_What you are asked to do:_ Could you condense the paragraph of the Richard Maibaum profile below that begins "After all, Maibaum had much to do" into a short bulleted list that keeps its main facts?

_Source excerpt:_
- - -

The James Bond Files ~
The Man With the Golden Words – A Spy-ography of Richard Maibaum

By Wesley Britton


According to Alfred Hitchcock biographer Patrick McGilligan, during the final stages of scripting the 1940 Foreign Correspondent, future James Bond screenwriter Richard Maibaum was brought in at the 11th hour as an uncredited writer. Maibaum’s job was to help flesh out the character of the kidnapped idealistic scientist. In McGilligan’s account, Maibaum reportedly told Hitchcock the script wasn’t very logical.

“Oh dear boy,” Hitchcock responded with a grimace, “Don’t be dull. I’m not interested in logic, I’m interested in effect. If the audience ever thinks about logic, it’s on their way home after the show and by that time, you see, they’ve paid for their tickets.” (Note 1)

While this working relationship between the spy genre’s most important director and arguably one of moviedom’s most important screenwriters – in terms of the Bond boom – was brief, it’s long been clear Richard Maibaum learned much from the Master of Suspense. As discussed by many sources, Hitchcock was not alone feeling the Bond series was a fanciful extension of his 1959 North by Northwest, with scenes like the crop-dusting sequence r ecycled into the helicopter chase in 1962’s From Russia With Love.

But the contributions of Richard Maibaum in the 007 mythos went far beyond both film and literary inspirations. In fact, it’s difficult to find a name more deserving of being called the main shaper of the film series outside, of course, Bond creator Ian Fleming himself.

After all, Maibaum had much to do with the scripts for all but one of Sean Connery’s official Bond epics. He was the one who created the iconic laser-beam table scene in Goldfinger, voted in one poll as the best 007 film moment of all time. Maibaum had a major hand in five of the seven Roger Moore films, including co-creating the character of “Jaws.” He wrote the screenplay for the one George Lazenby effort, the first Timothy Dalton excursion, and contributed to Dalton’s second and last adventure, Licence to Kill. While the run of Pierce Brosnan began four years after Maibaum’s death in 1991, it’s difficult not to see the influence of Richard Maibaum in the stories that brought 007 into the 21st Century.

- - -

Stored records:

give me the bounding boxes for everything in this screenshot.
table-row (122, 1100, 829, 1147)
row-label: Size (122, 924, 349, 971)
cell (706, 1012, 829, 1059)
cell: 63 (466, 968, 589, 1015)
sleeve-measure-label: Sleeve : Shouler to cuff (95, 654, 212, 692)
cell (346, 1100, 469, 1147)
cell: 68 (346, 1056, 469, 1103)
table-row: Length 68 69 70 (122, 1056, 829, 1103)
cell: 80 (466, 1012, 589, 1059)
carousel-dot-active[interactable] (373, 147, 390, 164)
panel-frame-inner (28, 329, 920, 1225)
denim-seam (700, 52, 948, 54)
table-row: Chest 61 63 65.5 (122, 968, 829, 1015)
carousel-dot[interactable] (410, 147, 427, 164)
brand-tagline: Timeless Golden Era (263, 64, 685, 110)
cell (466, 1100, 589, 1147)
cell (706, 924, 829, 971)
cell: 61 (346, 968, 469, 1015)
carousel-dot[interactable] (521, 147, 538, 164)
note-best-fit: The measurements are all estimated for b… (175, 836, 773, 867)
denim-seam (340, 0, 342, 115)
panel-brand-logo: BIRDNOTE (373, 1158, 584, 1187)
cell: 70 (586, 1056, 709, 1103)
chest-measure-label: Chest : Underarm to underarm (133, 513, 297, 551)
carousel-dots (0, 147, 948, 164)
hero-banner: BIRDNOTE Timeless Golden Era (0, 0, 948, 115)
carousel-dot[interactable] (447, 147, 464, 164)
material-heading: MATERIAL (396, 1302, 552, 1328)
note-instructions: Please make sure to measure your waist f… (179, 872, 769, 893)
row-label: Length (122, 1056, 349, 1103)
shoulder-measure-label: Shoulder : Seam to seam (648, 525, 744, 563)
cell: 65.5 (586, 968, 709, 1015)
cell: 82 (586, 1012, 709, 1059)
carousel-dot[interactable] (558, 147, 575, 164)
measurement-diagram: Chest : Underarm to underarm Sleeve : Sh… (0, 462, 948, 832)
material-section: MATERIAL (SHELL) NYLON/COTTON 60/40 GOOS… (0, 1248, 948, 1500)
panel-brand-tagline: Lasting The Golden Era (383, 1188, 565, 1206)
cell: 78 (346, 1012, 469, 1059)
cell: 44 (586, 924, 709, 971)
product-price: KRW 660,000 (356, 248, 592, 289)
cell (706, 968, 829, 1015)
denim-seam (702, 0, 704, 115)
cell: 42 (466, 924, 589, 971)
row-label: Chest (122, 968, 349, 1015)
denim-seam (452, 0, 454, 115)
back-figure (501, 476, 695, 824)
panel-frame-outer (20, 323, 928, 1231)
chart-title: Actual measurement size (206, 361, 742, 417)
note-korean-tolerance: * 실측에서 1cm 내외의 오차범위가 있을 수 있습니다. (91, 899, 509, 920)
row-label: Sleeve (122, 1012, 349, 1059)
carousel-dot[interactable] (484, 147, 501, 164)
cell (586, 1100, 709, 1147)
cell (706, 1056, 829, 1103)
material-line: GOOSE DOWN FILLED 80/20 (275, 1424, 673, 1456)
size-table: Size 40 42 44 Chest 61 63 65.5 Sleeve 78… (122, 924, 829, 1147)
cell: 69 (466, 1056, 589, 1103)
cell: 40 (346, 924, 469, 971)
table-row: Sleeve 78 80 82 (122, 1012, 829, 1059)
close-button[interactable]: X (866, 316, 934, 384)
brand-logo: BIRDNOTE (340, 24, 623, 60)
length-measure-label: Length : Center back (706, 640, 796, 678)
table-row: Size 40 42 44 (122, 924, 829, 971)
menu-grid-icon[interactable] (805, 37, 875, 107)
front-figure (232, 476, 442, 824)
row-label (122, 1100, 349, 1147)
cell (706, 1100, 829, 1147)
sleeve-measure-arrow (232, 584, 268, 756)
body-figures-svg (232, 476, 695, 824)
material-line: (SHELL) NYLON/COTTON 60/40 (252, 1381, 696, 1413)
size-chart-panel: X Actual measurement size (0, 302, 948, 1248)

- - -

_Solution below:_
- Worked on the scripts for all but one of Sean Connery's official Bond films
- Created the laser-beam table scene in Goldfinger, which one poll voted the best 007 film moment of all time
- Had a major hand in five of the seven Roger Moore films and co-created the character "Jaws"
- Wrote the screenplay for George Lazenby's only Bond film and for Timothy Dalton's first, and contributed to Dalton's second and last, Licence to Kill
- Died in 1991, four years before Pierce Brosnan's run began, though his influence is still visible in the stories that brought 007 into the 21st century